== WHAT YOU HAVE TO DO ==
Your task is to transcribe the data in full.

== MATERIAL TO PROCESS ==
════
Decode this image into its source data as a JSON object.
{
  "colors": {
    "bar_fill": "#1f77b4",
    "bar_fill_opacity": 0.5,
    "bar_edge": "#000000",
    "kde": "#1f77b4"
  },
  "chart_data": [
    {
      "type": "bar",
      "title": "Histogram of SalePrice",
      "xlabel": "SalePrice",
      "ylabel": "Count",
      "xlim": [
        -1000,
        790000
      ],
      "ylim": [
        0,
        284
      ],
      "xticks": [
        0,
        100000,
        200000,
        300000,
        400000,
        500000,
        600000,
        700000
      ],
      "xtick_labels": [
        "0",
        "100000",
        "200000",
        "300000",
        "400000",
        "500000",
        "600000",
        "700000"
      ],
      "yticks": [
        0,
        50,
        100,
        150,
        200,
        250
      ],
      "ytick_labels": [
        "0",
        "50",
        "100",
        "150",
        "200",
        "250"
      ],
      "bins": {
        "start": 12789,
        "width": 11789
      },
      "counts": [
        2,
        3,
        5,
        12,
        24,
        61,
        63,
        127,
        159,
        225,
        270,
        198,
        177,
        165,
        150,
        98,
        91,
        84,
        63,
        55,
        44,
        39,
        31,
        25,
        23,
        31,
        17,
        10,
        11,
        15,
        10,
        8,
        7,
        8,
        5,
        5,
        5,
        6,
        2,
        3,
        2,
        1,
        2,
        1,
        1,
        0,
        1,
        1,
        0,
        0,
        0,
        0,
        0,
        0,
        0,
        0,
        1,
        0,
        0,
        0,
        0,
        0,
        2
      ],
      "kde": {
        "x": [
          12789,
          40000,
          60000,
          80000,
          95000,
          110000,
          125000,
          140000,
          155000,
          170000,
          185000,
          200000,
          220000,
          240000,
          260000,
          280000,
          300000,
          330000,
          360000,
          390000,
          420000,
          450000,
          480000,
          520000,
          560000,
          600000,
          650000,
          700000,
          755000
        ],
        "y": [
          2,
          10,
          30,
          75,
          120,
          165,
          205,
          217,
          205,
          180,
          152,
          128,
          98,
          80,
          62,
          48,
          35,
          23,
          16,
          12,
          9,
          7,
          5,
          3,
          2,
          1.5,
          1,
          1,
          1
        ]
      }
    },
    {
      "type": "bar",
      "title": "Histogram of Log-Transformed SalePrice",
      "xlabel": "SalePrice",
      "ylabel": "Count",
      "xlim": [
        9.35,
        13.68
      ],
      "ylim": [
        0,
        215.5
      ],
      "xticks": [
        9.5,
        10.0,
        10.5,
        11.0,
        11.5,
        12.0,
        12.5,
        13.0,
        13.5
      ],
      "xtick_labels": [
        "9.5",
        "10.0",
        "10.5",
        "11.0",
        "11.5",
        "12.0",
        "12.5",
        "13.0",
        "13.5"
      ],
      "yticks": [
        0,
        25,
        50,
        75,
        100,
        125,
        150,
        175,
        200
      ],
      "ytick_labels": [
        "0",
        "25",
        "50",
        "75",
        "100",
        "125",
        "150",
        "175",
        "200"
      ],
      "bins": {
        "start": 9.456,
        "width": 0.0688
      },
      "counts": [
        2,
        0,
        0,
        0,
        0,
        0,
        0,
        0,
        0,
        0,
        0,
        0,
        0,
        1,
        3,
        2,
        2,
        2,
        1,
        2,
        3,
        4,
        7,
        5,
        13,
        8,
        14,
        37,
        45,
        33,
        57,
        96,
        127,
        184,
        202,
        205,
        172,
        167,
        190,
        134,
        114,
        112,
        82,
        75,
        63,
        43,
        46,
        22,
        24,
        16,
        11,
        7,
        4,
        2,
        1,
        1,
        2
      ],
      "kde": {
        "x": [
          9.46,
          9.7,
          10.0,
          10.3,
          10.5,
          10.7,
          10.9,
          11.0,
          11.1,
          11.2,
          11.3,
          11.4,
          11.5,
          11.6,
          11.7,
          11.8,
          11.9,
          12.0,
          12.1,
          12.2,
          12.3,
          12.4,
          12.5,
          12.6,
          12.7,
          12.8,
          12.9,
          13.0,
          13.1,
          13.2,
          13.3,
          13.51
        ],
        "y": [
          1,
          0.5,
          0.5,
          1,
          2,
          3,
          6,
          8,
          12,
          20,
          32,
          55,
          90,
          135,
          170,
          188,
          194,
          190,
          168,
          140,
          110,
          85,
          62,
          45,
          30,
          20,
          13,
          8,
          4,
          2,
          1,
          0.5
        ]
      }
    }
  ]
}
════
== ANSWER TO THIS TASK ==
Decode this image into its source data as a JSON object.
{
  "colors": {
    "bar_fill": "#1f77b4",
    "bar_fill_opacity": 0.5,
    "bar_edge": "#000000",
    "kde": "#1f77b4"
  },
  "chart_data": [
    {
      "type": "bar",
      "title": "Histogram of SalePrice",
      "xlabel": "SalePrice",
      "ylabel": "Count",
      "xlim": [
        -1000,
        790000
      ],
      "ylim": [
        0,
        284
      ],
      "xticks": [
        0,
        100000,
        200000,
        300000,
        400000,
        500000,
        600000,
        700000
      ],
      "xtick_labels": [
        "0",
        "100000",
        "200000",
        "300000",
        "400000",
        "500000",
        "600000",
        "700000"
      ],
      "yticks": [
        0,
        50,
        100,
        150,
        200,
        250
      ],
      "ytick_labels": [
        "0",
        "50",
        "100",
        "150",
        "200",
        "250"
      ],
      "bins": {
        "start": 12789,
        "width": 11789
      },
      "counts": [
        2,
        3,
        5,
        12,
        24,
        61,
        63,
        127,
        159,
        225,
        270,
        198,
        177,
        165,
        150,
        98,
        91,
        84,
        63,
        55,
        44,
        39,
        31,
        25,
        23,
        31,
        17,
        10,
        11,
        15,
        10,
        8,
        7,
        8,
        5,
        5,
        5,
        6,
        2,
        3,
        2,
        1,
        2,
        1,
        1,
        0,
        1,
        1,
        0,
        0,
        0,
        0,
        0,
        0,
        0,
        0,
        1,
        0,
        0,
        0,
        0,
        0,
        2
      ],
      "kde": {
        "x": [
          12789,
          40000,
          60000,
          80000,
          95000,
          110000,
          125000,
          140000,
          155000,
          170000,
          185000,
          200000,
          220000,
          240000,
          260000,
          280000,
          300000,
          330000,
          360000,
          390000,
          420000,
          450000,
          480000,
          520000,
          560000,
          600000,
          650000,
          700000,
          755000
        ],
        "y": [
          2,
          10,
          30,
          75,
          120,
          165,
          205,
          217,
          205,
          180,
          152,
          128,
          98,
          80,
          62,
          48,
          35,
          23,
          16,
          12,
          9,
          7,
          5,
          3,
          2,
          1.5,
          1,
          1,
          1
        ]
      }
    },
    {
      "type": "bar",
      "title": "Histogram of Log-Transformed SalePrice",
      "xlabel": "SalePrice",
      "ylabel": "Count",
      "xlim": [
        9.35,
        13.68
      ],
      "ylim": [
        0,
        215.5
      ],
      "xticks": [
        9.5,
        10.0,
        10.5,
        11.0,
        11.5,
        12.0,
        12.5,
        13.0,
        13.5
      ],
      "xtick_labels": [
        "9.5",
        "10.0",
        "10.5",
        "11.0",
        "11.5",
        "12.0",
        "12.5",
        "13.0",
        "13.5"
      ],
      "yticks": [
        0,
        25,
        50,
        75,
        100,
        125,
        150,
        175,
        200
      ],
      "ytick_labels": [
        "0",
        "25",
        "50",
        "75",
        "100",
        "125",
        "150",
        "175",
        "200"
      ],
      "bins": {
        "start": 9.456,
        "width": 0.0688
      },
      "counts": [
        2,
        0,
        0,
        0,
        0,
        0,
        0,
        0,
        0,
        0,
        0,
        0,
        0,
        1,
        3,
        2,
        2,
        2,
        1,
        2,
        3,
        4,
        7,
        5,
        13,
        8,
        14,
        37,
        45,
        33,
        57,
        96,
        127,
        184,
        202,
        205,
        172,
        167,
        190,
        134,
        114,
        112,
        82,
        75,
        63,
        43,
        46,
        22,
        24,
        16,
        11,
        7,
        4,
        2,
        1,
        1,
        2
      ],
      "kde": {
        "x": [
          9.46,
          9.7,
          10.0,
          10.3,
          10.5,
          10.7,
          10.9,
          11.0,
          11.1,
          11.2,
          11.3,
          11.4,
          11.5,
          11.6,
          11.7,
          11.8,
          11.9,
          12.0,
          12.1,
          12.2,
          12.3,
          12.4,
          12.5,
          12.6,
          12.7,
          12.8,
          12.9,
          13.0,
          13.1,
          13.2,
          13.3,
          13.51
        ],
        "y": [
          1,
          0.5,
          0.5,
          1,
          2,
          3,
          6,
          8,
          12,
          20,
          32,
          55,
          90,
          135,
          170,
          188,
          194,
          190,
          168,
          140,
          110,
          85,
          62,
          45,
          30,
          20,
          13,
          8,
          4,
          2,
          1,
          0.5
        ]
      }
    }
  ]
}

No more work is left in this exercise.